Reproduce each line exactly, including spacing and punctuation.

◆ **DATA FOR THE TASK**
** START **
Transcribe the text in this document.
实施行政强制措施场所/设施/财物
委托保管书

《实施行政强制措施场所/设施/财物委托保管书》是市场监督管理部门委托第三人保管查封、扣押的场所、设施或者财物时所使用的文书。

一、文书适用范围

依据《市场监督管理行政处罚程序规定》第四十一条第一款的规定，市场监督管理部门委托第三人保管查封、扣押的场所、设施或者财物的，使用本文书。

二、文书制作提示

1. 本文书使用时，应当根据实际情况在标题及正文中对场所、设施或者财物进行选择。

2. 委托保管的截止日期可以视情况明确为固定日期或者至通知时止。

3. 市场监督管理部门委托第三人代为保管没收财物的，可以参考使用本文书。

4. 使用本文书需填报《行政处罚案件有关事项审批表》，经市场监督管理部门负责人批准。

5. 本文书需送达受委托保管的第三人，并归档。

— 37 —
** END **
◆ **TASK RESULT**
Transcribe the text in this document.
实施行政强制措施场所/设施/财物
委托保管书

《实施行政强制措施场所/设施/财物委托保管书》是市场监督管理部门委托第三人保管查封、扣押的场所、设施或者财物时所使用的文书。

一、文书适用范围

依据《市场监督管理行政处罚程序规定》第四十一条第一款的规定，市场监督管理部门委托第三人保管查封、扣押的场所、设施或者财物的，使用本文书。

二、文书制作提示

1. 本文书使用时，应当根据实际情况在标题及正文中对场所、设施或者财物进行选择。

2. 委托保管的截止日期可以视情况明确为固定日期或者至通知时止。

3. 市场监督管理部门委托第三人代为保管没收财物的，可以参考使用本文书。

4. 使用本文书需填报《行政处罚案件有关事项审批表》，经市场监督管理部门负责人批准。

5. 本文书需送达受委托保管的第三人，并归档。

— 37 —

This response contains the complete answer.